### Data in this exercise
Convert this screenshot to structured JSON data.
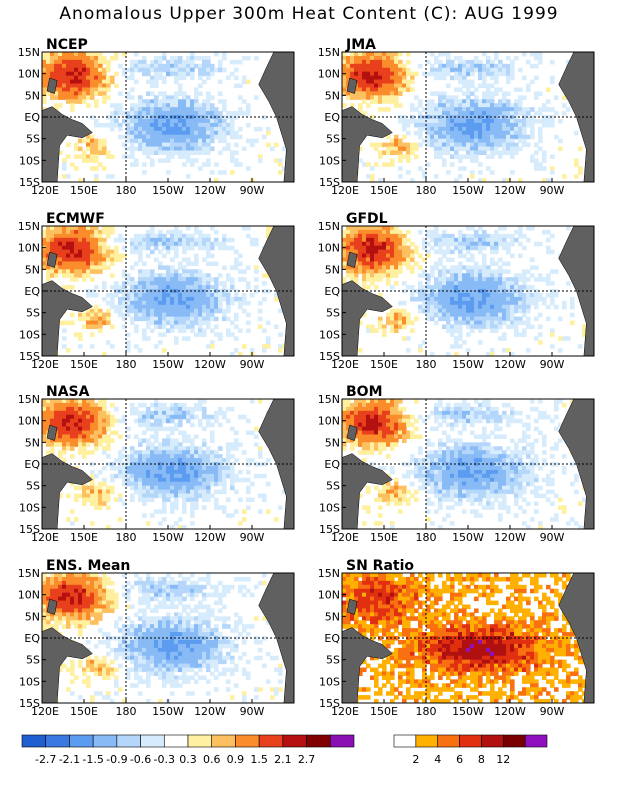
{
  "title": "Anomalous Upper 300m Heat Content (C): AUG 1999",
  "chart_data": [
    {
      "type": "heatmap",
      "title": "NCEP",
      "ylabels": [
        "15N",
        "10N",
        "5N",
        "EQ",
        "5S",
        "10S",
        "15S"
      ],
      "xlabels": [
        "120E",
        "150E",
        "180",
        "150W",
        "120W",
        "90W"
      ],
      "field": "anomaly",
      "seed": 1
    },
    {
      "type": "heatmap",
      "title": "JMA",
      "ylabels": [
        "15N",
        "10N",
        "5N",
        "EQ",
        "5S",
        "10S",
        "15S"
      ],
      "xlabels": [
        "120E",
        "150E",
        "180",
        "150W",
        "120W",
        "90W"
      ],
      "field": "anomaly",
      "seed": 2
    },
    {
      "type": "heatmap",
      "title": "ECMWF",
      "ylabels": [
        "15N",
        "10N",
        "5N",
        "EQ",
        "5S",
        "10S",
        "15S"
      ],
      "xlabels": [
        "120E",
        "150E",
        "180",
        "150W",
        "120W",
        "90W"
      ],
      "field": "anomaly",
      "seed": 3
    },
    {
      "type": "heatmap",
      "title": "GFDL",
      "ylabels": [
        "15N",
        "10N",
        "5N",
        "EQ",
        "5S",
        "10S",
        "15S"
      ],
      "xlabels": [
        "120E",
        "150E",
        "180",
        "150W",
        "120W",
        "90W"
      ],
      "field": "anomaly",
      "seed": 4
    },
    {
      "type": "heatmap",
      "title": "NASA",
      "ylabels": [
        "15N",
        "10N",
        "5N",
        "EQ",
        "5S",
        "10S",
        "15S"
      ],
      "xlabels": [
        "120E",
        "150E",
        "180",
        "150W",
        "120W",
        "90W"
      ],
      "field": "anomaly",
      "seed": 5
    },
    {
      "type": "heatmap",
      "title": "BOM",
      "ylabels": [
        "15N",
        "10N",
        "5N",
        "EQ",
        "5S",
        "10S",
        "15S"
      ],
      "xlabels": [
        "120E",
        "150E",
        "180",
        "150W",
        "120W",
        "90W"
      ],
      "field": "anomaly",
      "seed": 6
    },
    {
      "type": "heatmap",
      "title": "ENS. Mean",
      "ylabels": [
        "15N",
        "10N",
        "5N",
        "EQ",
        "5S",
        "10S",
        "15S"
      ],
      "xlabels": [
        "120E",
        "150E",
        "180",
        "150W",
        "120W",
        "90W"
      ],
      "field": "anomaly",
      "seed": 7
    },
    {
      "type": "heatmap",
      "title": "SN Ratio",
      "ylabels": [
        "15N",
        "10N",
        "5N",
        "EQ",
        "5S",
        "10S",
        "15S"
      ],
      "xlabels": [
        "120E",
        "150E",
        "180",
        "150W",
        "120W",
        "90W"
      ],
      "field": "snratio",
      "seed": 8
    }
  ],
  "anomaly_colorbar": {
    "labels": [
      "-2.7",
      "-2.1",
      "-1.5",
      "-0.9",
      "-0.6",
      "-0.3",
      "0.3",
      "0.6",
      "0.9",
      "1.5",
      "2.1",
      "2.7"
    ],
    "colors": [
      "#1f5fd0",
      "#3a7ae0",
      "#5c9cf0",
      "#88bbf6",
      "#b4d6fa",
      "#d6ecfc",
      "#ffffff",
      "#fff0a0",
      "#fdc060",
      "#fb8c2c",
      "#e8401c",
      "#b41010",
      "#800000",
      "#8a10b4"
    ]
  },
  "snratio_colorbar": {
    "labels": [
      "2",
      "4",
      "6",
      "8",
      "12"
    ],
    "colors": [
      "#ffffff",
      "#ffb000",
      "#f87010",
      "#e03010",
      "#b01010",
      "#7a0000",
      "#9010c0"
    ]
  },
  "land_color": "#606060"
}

--

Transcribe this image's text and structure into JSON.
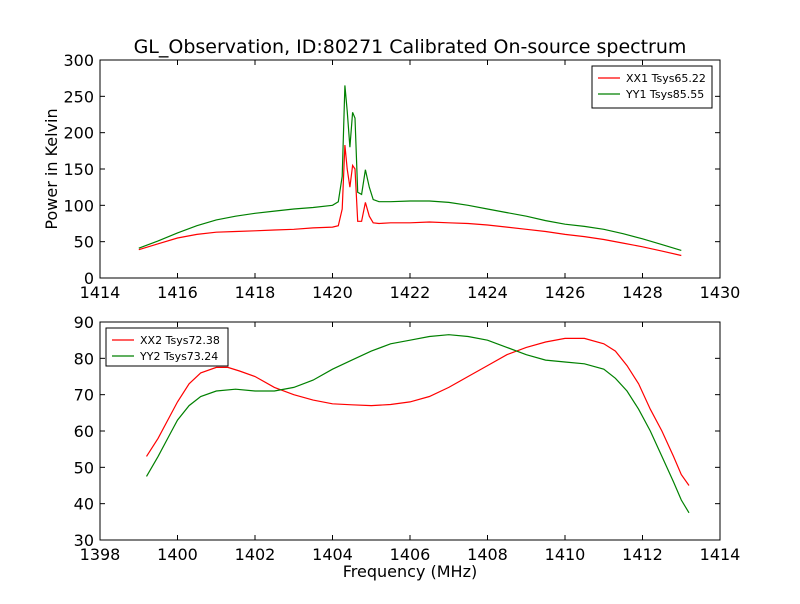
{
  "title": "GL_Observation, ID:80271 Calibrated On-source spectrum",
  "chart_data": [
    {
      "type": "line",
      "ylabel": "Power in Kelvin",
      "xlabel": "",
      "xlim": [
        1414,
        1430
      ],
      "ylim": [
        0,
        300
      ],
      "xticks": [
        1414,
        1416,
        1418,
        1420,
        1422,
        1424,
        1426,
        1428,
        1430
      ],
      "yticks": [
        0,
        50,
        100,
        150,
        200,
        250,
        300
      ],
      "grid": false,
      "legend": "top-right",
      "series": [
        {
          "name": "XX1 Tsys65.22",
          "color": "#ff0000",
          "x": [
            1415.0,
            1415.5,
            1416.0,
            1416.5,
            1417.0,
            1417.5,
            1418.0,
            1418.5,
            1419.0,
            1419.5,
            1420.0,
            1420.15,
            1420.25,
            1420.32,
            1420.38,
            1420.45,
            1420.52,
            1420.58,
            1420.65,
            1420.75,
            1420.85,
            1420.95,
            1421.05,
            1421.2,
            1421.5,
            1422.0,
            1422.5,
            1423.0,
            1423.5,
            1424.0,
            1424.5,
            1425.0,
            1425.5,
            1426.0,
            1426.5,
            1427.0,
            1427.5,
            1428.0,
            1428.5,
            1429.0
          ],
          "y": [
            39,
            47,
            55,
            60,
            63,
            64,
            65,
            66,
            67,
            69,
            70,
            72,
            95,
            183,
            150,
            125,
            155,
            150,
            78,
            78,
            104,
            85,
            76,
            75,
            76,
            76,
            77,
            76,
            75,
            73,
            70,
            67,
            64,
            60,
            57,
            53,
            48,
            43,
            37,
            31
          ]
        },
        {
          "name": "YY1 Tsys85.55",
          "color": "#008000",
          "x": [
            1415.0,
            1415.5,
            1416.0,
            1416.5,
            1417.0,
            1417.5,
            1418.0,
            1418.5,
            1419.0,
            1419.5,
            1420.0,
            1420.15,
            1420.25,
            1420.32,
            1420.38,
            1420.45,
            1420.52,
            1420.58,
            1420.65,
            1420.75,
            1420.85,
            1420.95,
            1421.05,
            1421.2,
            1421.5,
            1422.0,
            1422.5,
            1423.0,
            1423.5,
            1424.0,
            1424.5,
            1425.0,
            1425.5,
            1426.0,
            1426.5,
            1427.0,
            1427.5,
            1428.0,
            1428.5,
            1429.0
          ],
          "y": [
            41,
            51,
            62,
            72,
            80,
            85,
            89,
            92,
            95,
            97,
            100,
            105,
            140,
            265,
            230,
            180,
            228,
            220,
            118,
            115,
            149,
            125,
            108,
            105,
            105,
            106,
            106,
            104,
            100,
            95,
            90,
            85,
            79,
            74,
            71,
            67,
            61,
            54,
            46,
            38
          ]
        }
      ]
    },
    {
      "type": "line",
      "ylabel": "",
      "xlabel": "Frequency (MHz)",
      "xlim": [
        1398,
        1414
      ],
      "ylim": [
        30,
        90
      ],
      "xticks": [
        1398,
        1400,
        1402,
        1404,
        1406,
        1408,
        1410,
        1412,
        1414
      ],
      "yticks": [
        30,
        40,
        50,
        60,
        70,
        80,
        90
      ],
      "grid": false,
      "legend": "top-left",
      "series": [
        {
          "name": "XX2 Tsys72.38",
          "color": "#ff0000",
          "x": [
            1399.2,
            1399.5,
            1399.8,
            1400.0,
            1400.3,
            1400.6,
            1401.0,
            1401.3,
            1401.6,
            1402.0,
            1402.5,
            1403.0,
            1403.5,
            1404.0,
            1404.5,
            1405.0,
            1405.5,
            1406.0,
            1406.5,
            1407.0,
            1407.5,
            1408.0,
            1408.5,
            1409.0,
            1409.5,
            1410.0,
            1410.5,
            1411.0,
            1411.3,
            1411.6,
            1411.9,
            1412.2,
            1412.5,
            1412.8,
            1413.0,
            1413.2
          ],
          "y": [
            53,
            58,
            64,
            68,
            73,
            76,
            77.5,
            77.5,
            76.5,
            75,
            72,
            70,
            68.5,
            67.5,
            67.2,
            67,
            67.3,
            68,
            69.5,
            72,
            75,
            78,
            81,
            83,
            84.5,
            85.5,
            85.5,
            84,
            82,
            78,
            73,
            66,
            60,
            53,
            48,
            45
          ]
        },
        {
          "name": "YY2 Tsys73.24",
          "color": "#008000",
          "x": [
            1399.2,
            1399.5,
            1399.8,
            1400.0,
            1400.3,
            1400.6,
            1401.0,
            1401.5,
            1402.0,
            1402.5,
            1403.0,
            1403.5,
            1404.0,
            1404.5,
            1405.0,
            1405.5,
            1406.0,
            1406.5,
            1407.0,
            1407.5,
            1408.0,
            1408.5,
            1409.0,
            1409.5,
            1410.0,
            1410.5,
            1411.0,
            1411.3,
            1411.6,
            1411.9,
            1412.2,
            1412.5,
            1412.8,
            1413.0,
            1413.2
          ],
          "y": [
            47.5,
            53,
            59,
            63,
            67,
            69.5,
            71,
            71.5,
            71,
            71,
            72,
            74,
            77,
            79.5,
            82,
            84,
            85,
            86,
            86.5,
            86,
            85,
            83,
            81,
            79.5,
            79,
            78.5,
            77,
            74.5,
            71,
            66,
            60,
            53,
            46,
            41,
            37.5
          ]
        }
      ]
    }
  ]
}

### Exercise goal
Pull out all lines of the data with the string "name".

### Solution to this task
          "name": "XX1 Tsys65.22",
          "name": "YY1 Tsys85.55",
          "name": "XX2 Tsys72.38",
          "name": "YY2 Tsys73.24",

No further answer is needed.